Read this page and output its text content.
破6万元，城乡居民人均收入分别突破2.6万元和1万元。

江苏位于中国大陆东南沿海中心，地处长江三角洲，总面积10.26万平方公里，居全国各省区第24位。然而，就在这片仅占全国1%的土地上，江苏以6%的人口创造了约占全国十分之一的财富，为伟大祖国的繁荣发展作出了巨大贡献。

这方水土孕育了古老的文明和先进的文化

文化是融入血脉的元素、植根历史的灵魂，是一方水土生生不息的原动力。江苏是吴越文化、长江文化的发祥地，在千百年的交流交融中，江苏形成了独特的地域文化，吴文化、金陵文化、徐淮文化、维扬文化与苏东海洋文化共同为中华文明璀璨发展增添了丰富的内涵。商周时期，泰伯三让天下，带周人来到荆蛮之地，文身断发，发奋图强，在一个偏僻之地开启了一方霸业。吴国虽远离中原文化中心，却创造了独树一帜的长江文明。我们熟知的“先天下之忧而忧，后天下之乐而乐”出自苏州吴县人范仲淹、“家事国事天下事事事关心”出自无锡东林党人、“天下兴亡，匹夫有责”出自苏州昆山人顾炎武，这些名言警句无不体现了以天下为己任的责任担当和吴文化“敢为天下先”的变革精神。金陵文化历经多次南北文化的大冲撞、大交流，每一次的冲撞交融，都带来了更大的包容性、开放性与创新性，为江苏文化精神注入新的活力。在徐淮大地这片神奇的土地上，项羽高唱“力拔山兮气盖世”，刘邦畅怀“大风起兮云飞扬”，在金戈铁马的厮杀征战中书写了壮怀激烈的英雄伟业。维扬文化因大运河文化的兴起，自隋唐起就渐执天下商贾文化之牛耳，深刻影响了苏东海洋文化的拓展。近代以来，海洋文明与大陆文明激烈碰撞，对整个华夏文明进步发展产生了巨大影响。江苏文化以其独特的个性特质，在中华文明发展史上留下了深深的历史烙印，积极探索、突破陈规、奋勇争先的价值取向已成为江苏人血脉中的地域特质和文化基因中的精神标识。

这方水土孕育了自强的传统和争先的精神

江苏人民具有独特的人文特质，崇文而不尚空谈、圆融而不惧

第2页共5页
· · · ·
Directions for this task: Every line above should be written out again exactly as it stands.

Answer in full:
Read this page and output its text content.
破6万元，城乡居民人均收入分别突破2.6万元和1万元。

江苏位于中国大陆东南沿海中心，地处长江三角洲，总面积10.26万平方公里，居全国各省区第24位。然而，就在这片仅占全国1%的土地上，江苏以6%的人口创造了约占全国十分之一的财富，为伟大祖国的繁荣发展作出了巨大贡献。

这方水土孕育了古老的文明和先进的文化

文化是融入血脉的元素、植根历史的灵魂，是一方水土生生不息的原动力。江苏是吴越文化、长江文化的发祥地，在千百年的交流交融中，江苏形成了独特的地域文化，吴文化、金陵文化、徐淮文化、维扬文化与苏东海洋文化共同为中华文明璀璨发展增添了丰富的内涵。商周时期，泰伯三让天下，带周人来到荆蛮之地，文身断发，发奋图强，在一个偏僻之地开启了一方霸业。吴国虽远离中原文化中心，却创造了独树一帜的长江文明。我们熟知的“先天下之忧而忧，后天下之乐而乐”出自苏州吴县人范仲淹、“家事国事天下事事事关心”出自无锡东林党人、“天下兴亡，匹夫有责”出自苏州昆山人顾炎武，这些名言警句无不体现了以天下为己任的责任担当和吴文化“敢为天下先”的变革精神。金陵文化历经多次南北文化的大冲撞、大交流，每一次的冲撞交融，都带来了更大的包容性、开放性与创新性，为江苏文化精神注入新的活力。在徐淮大地这片神奇的土地上，项羽高唱“力拔山兮气盖世”，刘邦畅怀“大风起兮云飞扬”，在金戈铁马的厮杀征战中书写了壮怀激烈的英雄伟业。维扬文化因大运河文化的兴起，自隋唐起就渐执天下商贾文化之牛耳，深刻影响了苏东海洋文化的拓展。近代以来，海洋文明与大陆文明激烈碰撞，对整个华夏文明进步发展产生了巨大影响。江苏文化以其独特的个性特质，在中华文明发展史上留下了深深的历史烙印，积极探索、突破陈规、奋勇争先的价值取向已成为江苏人血脉中的地域特质和文化基因中的精神标识。

这方水土孕育了自强的传统和争先的精神

江苏人民具有独特的人文特质，崇文而不尚空谈、圆融而不惧

第2页共5页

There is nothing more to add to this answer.